-- TASK INPUTS --
= = =

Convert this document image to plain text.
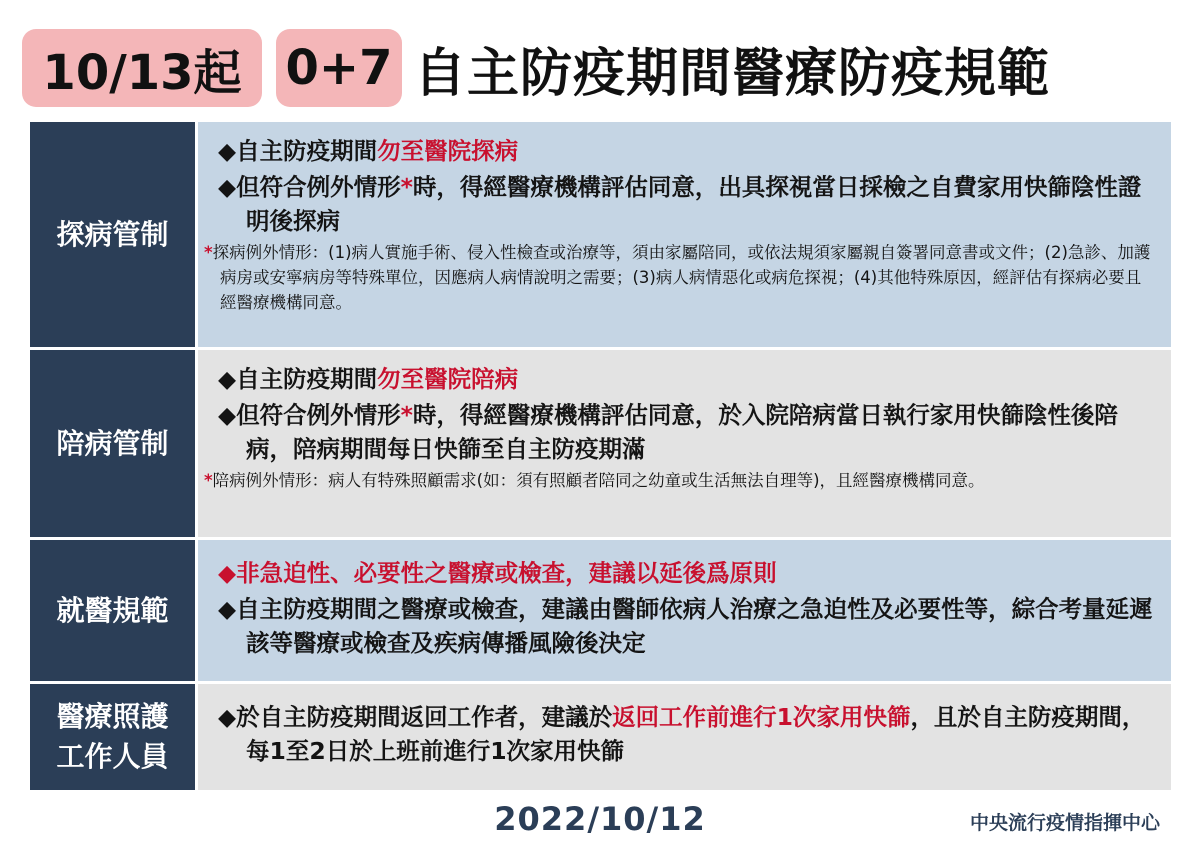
10/13起 0+7 自主防疫期間醫療防疫規範
探病管制
◆自主防疫期間勿至醫院探病
◆但符合例外情形*時，得經醫療機構評估同意，出具探視當日採檢之自費家用快篩陰性證明後探病
*探病例外情形：(1)病人實施手術、侵入性檢查或治療等，須由家屬陪同，或依法規須家屬親自簽署同意書或文件；(2)急診、加護病房或安寧病房等特殊單位，因應病人病情說明之需要；(3)病人病情惡化或病危探視；(4)其他特殊原因，經評估有探病必要且經醫療機構同意。
陪病管制
◆自主防疫期間勿至醫院陪病
◆但符合例外情形*時，得經醫療機構評估同意，於入院陪病當日執行家用快篩陰性後陪病，陪病期間每日快篩至自主防疫期滿
*陪病例外情形：病人有特殊照顧需求(如：須有照顧者陪同之幼童或生活無法自理等)，且經醫療機構同意。
就醫規範
◆非急迫性、必要性之醫療或檢查，建議以延後爲原則
◆自主防疫期間之醫療或檢查，建議由醫師依病人治療之急迫性及必要性等，綜合考量延遲該等醫療或檢查及疾病傳播風險後決定
醫療照護
工作人員
◆於自主防疫期間返回工作者，建議於返回工作前進行1次家用快篩，且於自主防疫期間，每1至2日於上班前進行1次家用快篩
2022/10/12	中央流行疫情指揮中心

= = =

-- THE EXERCISE --
Copy out each line in the preceding records that contains "但符合例外情形".

-- RESPONSE FOR THIS EXERCISE --
◆但符合例外情形*時，得經醫療機構評估同意，出具探視當日採檢之自費家用快篩陰性證明後探病
◆但符合例外情形*時，得經醫療機構評估同意，於入院陪病當日執行家用快篩陰性後陪病，陪病期間每日快篩至自主防疫期滿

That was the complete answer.